Output every entry exactly, from the first line to the last.
╔══
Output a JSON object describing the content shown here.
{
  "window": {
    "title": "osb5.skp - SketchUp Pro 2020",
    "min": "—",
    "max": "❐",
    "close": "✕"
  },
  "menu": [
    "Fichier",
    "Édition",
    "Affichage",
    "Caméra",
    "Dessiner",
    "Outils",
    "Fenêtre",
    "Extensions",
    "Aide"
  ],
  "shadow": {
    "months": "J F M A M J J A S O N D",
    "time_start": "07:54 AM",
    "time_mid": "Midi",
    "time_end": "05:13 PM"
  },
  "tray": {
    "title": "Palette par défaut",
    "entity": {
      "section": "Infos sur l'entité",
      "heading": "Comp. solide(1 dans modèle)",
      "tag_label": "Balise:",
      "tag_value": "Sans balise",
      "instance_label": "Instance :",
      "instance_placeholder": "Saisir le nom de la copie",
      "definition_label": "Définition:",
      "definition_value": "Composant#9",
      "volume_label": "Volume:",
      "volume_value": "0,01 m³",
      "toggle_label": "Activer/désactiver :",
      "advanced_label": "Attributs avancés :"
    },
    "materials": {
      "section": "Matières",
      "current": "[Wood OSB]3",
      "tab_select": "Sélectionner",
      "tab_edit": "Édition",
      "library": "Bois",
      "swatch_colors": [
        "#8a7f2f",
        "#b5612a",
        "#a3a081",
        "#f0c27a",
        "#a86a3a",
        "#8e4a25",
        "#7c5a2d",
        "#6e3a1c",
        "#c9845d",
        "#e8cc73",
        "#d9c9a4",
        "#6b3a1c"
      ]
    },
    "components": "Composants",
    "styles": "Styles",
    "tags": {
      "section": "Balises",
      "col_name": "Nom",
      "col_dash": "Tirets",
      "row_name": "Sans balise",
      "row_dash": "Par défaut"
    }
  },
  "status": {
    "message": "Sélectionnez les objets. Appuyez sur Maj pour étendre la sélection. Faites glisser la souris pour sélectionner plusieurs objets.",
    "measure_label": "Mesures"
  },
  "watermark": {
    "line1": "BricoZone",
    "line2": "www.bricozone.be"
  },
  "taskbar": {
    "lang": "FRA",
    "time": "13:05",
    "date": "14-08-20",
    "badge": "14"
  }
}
╚══
Response to the task:
Output a JSON object describing the content shown here.
{
  "window": {
    "title": "osb5.skp - SketchUp Pro 2020",
    "min": "—",
    "max": "❐",
    "close": "✕"
  },
  "menu": [
    "Fichier",
    "Édition",
    "Affichage",
    "Caméra",
    "Dessiner",
    "Outils",
    "Fenêtre",
    "Extensions",
    "Aide"
  ],
  "shadow": {
    "months": "J F M A M J J A S O N D",
    "time_start": "07:54 AM",
    "time_mid": "Midi",
    "time_end": "05:13 PM"
  },
  "tray": {
    "title": "Palette par défaut",
    "entity": {
      "section": "Infos sur l'entité",
      "heading": "Comp. solide(1 dans modèle)",
      "tag_label": "Balise:",
      "tag_value": "Sans balise",
      "instance_label": "Instance :",
      "instance_placeholder": "Saisir le nom de la copie",
      "definition_label": "Définition:",
      "definition_value": "Composant#9",
      "volume_label": "Volume:",
      "volume_value": "0,01 m³",
      "toggle_label": "Activer/désactiver :",
      "advanced_label": "Attributs avancés :"
    },
    "materials": {
      "section": "Matières",
      "current": "[Wood OSB]3",
      "tab_select": "Sélectionner",
      "tab_edit": "Édition",
      "library": "Bois",
      "swatch_colors": [
        "#8a7f2f",
        "#b5612a",
        "#a3a081",
        "#f0c27a",
        "#a86a3a",
        "#8e4a25",
        "#7c5a2d",
        "#6e3a1c",
        "#c9845d",
        "#e8cc73",
        "#d9c9a4",
        "#6b3a1c"
      ]
    },
    "components": "Composants",
    "styles": "Styles",
    "tags": {
      "section": "Balises",
      "col_name": "Nom",
      "col_dash": "Tirets",
      "row_name": "Sans balise",
      "row_dash": "Par défaut"
    }
  },
  "status": {
    "message": "Sélectionnez les objets. Appuyez sur Maj pour étendre la sélection. Faites glisser la souris pour sélectionner plusieurs objets.",
    "measure_label": "Mesures"
  },
  "watermark": {
    "line1": "BricoZone",
    "line2": "www.bricozone.be"
  },
  "taskbar": {
    "lang": "FRA",
    "time": "13:05",
    "date": "14-08-20",
    "badge": "14"
  }
}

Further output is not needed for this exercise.